---------- Data extract

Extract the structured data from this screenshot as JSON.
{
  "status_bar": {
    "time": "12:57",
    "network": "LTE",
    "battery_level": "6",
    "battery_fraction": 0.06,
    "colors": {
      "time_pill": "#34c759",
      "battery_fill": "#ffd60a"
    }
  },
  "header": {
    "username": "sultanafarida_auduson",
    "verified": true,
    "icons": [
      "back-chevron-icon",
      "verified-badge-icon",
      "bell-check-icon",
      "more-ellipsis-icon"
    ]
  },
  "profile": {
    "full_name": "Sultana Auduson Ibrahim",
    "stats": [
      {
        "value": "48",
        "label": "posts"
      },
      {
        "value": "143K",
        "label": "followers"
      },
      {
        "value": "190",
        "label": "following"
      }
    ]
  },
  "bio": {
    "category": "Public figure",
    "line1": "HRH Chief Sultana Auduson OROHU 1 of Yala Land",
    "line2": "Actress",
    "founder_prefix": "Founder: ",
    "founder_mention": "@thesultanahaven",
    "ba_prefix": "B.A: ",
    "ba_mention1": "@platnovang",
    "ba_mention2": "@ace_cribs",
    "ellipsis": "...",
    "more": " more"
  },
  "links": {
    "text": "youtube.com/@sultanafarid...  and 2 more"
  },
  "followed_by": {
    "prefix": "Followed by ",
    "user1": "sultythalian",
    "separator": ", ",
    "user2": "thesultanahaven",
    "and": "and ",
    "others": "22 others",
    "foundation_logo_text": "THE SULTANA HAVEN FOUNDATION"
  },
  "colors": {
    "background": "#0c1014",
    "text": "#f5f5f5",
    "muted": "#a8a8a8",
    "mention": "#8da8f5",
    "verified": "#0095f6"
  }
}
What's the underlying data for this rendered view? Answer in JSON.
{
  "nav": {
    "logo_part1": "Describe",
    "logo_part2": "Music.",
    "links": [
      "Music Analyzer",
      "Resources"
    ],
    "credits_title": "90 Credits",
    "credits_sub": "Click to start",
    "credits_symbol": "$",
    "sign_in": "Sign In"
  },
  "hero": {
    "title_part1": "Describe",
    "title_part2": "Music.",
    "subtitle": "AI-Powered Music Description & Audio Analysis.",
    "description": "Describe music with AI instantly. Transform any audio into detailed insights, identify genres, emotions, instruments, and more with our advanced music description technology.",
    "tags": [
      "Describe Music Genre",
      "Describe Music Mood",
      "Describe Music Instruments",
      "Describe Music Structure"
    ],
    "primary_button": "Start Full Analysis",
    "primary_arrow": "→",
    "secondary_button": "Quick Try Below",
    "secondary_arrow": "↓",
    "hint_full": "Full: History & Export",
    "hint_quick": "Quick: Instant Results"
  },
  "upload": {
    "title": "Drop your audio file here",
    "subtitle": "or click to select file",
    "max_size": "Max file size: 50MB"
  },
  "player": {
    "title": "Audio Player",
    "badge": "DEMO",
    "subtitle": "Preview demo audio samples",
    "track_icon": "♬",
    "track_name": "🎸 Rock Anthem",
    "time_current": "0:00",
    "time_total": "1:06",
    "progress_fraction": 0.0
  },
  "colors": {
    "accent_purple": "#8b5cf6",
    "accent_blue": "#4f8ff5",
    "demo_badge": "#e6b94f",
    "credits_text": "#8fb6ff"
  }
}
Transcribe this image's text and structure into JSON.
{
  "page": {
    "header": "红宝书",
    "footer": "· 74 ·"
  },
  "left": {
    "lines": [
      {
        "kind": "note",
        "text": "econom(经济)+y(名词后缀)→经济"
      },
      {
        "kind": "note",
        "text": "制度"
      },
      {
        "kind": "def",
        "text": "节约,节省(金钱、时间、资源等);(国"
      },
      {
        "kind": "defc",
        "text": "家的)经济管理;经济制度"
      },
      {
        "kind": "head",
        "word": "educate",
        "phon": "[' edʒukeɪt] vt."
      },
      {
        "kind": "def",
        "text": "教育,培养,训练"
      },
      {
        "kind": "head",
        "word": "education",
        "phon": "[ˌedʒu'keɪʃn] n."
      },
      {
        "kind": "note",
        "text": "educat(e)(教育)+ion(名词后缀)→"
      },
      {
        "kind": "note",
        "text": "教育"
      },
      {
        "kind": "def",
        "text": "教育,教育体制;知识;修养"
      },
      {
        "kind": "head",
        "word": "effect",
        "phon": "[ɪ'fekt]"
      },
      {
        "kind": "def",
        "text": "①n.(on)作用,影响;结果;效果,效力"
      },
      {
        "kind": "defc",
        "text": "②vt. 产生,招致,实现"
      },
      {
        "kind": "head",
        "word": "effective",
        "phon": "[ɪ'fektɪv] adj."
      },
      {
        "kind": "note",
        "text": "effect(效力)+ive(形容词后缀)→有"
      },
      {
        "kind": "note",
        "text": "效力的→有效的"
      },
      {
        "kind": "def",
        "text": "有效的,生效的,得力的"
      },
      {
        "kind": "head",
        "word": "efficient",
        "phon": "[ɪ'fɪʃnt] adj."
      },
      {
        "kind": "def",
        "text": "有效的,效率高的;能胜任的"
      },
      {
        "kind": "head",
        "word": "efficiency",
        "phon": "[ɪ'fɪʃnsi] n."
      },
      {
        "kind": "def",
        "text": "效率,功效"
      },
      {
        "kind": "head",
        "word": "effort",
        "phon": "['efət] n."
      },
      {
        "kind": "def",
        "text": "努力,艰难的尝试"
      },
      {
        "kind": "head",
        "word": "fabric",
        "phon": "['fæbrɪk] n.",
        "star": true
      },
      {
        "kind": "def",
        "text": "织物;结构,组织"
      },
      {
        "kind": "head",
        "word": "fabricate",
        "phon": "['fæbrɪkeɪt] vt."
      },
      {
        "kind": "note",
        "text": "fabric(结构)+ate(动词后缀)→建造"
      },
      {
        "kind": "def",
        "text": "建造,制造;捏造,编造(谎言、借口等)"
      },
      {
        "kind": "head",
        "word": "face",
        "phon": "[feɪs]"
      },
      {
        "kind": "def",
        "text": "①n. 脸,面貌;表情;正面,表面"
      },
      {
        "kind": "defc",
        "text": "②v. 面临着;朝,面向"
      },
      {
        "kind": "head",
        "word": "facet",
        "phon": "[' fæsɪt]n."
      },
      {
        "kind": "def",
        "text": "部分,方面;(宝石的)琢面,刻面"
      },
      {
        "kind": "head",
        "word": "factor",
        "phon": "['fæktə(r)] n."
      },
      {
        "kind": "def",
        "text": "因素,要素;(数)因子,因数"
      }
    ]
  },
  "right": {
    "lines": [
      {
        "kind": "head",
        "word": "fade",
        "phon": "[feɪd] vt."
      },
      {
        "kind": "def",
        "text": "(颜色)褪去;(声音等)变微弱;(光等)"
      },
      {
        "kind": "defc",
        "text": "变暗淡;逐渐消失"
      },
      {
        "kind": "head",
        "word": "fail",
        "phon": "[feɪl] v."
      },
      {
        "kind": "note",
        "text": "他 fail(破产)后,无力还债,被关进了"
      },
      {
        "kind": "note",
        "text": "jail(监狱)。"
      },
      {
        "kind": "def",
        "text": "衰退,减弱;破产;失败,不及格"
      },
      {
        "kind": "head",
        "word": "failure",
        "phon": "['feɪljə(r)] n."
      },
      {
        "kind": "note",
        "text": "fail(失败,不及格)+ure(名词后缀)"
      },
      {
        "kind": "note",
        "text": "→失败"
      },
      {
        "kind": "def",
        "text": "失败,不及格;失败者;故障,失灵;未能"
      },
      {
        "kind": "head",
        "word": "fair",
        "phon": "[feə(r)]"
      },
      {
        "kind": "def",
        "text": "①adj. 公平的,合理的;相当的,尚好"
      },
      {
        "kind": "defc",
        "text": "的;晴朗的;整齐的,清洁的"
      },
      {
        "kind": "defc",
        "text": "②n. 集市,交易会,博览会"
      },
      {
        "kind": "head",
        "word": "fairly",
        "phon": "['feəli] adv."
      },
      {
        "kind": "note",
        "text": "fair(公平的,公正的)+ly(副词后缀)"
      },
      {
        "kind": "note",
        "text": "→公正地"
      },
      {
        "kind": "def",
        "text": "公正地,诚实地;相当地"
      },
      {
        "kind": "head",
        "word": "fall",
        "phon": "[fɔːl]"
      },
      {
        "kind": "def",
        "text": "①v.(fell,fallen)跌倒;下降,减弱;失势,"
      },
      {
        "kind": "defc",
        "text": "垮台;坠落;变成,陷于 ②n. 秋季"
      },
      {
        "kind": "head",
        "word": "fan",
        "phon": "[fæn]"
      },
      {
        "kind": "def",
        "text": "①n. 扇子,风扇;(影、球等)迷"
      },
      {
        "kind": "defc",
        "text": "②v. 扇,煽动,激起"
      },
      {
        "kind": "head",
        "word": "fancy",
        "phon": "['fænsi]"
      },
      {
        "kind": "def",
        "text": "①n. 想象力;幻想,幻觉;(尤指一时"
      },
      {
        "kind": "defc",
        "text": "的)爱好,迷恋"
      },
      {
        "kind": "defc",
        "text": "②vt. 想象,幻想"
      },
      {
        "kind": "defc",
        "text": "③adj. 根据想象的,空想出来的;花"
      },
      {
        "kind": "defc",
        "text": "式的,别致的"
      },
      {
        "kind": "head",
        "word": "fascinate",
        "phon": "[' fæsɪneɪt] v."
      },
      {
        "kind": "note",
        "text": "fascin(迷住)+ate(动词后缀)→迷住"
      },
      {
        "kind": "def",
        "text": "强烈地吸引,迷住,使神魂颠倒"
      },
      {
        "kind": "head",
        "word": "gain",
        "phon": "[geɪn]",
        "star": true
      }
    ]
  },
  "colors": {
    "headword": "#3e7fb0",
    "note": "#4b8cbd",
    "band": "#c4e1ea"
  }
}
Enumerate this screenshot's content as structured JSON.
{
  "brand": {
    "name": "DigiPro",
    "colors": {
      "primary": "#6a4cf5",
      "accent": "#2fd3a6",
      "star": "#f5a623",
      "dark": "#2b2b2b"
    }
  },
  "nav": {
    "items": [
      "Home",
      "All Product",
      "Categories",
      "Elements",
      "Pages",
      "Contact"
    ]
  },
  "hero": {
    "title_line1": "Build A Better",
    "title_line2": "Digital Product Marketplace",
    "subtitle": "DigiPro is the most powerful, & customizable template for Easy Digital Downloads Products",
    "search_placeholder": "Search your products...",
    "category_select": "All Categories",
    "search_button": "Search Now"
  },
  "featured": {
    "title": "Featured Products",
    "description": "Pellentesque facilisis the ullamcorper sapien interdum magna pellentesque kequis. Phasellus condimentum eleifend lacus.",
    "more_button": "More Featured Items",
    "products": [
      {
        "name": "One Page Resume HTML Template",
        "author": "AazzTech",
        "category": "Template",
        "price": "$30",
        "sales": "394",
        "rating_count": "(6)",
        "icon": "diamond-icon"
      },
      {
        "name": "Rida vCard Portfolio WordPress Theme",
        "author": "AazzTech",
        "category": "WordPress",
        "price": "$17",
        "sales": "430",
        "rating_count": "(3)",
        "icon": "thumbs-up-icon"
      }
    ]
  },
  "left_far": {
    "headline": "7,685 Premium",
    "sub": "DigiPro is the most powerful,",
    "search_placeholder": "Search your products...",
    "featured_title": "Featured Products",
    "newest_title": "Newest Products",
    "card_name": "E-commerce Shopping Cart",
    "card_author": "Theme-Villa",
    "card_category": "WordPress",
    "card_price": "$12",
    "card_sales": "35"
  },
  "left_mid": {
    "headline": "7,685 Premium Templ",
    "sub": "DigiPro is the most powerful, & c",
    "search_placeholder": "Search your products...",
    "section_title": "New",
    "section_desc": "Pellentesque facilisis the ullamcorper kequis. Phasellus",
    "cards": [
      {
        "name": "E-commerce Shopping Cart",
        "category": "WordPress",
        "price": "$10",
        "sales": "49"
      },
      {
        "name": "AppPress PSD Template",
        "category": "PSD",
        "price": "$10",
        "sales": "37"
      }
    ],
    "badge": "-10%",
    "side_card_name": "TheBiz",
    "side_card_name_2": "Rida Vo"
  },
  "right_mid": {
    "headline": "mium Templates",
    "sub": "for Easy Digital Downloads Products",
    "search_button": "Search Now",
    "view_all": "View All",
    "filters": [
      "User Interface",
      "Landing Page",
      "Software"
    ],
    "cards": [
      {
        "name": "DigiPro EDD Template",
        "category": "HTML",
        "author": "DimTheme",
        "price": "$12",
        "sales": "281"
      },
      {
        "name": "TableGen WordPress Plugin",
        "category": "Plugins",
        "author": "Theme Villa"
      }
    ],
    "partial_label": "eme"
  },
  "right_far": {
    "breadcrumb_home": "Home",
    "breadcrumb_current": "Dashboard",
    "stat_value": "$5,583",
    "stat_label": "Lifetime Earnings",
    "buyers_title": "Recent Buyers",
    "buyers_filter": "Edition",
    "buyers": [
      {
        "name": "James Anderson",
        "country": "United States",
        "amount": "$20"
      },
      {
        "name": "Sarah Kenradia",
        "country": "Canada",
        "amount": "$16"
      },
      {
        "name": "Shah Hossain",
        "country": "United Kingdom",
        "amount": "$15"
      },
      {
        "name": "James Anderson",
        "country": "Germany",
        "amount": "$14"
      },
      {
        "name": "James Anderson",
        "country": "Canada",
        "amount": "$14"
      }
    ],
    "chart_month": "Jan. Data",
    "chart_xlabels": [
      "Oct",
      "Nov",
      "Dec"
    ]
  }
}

--------------------

▶ _What the exercise asks_
Pull out every line holding "Phasellus" from the records above, and copy it.

▶ _Solution for this exercise_
    "description": "Pellentesque facilisis the ullamcorper sapien interdum magna pellentesque kequis. Phasellus condimentum eleifend lacus.",
    "section_desc": "Pellentesque facilisis the ullamcorper kequis. Phasellus",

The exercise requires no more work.